[Stored data]
⁂
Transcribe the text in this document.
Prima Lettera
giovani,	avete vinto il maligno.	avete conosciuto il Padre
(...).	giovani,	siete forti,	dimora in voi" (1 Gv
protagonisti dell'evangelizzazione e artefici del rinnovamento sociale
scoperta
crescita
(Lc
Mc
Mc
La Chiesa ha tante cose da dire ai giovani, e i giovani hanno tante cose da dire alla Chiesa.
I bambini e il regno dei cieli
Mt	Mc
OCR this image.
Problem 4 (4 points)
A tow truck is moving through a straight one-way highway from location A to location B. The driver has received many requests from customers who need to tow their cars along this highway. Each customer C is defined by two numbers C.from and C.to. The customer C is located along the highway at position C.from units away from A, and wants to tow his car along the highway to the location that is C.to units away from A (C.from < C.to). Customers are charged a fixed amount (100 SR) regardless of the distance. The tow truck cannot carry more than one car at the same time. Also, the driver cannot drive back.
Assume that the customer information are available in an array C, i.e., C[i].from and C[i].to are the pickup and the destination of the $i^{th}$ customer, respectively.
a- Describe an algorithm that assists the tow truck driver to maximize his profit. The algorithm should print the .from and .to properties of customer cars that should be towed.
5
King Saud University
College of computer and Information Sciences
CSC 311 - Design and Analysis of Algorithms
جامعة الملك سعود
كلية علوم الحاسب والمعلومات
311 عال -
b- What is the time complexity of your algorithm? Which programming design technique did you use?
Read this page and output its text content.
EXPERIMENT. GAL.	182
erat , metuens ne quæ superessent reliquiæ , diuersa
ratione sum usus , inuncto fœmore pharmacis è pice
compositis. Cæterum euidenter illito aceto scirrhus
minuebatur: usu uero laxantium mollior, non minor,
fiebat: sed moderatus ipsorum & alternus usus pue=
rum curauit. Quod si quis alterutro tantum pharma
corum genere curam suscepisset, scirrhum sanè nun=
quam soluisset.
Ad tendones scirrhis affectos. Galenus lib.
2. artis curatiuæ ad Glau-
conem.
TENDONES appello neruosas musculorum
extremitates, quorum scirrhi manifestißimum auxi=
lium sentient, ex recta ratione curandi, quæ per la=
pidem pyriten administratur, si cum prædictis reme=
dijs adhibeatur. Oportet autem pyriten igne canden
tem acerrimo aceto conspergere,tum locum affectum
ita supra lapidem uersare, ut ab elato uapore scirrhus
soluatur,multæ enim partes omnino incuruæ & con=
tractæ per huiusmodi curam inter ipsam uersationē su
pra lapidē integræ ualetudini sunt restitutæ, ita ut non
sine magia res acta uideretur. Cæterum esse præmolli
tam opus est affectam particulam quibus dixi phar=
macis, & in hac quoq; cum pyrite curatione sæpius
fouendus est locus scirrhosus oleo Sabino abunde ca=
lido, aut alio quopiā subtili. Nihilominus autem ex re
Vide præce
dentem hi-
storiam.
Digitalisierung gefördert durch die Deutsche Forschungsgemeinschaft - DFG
⁂
[Your instructions]
Transcribe the records above exactly as they appear.

[Exercise answer]
Transcribe the text in this document.
Prima Lettera
giovani,	avete vinto il maligno.	avete conosciuto il Padre
(...).	giovani,	siete forti,	dimora in voi" (1 Gv
protagonisti dell'evangelizzazione e artefici del rinnovamento sociale
scoperta
crescita
(Lc
Mc
Mc
La Chiesa ha tante cose da dire ai giovani, e i giovani hanno tante cose da dire alla Chiesa.
I bambini e il regno dei cieli
Mt	Mc
OCR this image.
Problem 4 (4 points)
A tow truck is moving through a straight one-way highway from location A to location B. The driver has received many requests from customers who need to tow their cars along this highway. Each customer C is defined by two numbers C.from and C.to. The customer C is located along the highway at position C.from units away from A, and wants to tow his car along the highway to the location that is C.to units away from A (C.from < C.to). Customers are charged a fixed amount (100 SR) regardless of the distance. The tow truck cannot carry more than one car at the same time. Also, the driver cannot drive back.
Assume that the customer information are available in an array C, i.e., C[i].from and C[i].to are the pickup and the destination of the $i^{th}$ customer, respectively.
a- Describe an algorithm that assists the tow truck driver to maximize his profit. The algorithm should print the .from and .to properties of customer cars that should be towed.
5
King Saud University
College of computer and Information Sciences
CSC 311 - Design and Analysis of Algorithms
جامعة الملك سعود
كلية علوم الحاسب والمعلومات
311 عال -
b- What is the time complexity of your algorithm? Which programming design technique did you use?
Read this page and output its text content.
EXPERIMENT. GAL.	182
erat , metuens ne quæ superessent reliquiæ , diuersa
ratione sum usus , inuncto fœmore pharmacis è pice
compositis. Cæterum euidenter illito aceto scirrhus
minuebatur: usu uero laxantium mollior, non minor,
fiebat: sed moderatus ipsorum & alternus usus pue=
rum curauit. Quod si quis alterutro tantum pharma
corum genere curam suscepisset, scirrhum sanè nun=
quam soluisset.
Ad tendones scirrhis affectos. Galenus lib.
2. artis curatiuæ ad Glau-
conem.
TENDONES appello neruosas musculorum
extremitates, quorum scirrhi manifestißimum auxi=
lium sentient, ex recta ratione curandi, quæ per la=
pidem pyriten administratur, si cum prædictis reme=
dijs adhibeatur. Oportet autem pyriten igne canden
tem acerrimo aceto conspergere,tum locum affectum
ita supra lapidem uersare, ut ab elato uapore scirrhus
soluatur,multæ enim partes omnino incuruæ & con=
tractæ per huiusmodi curam inter ipsam uersationē su
pra lapidē integræ ualetudini sunt restitutæ, ita ut non
sine magia res acta uideretur. Cæterum esse præmolli
tam opus est affectam particulam quibus dixi phar=
macis, & in hac quoq; cum pyrite curatione sæpius
fouendus est locus scirrhosus oleo Sabino abunde ca=
lido, aut alio quopiā subtili. Nihilominus autem ex re
Vide præce
dentem hi-
storiam.
Digitalisierung gefördert durch die Deutsche Forschungsgemeinschaft - DFG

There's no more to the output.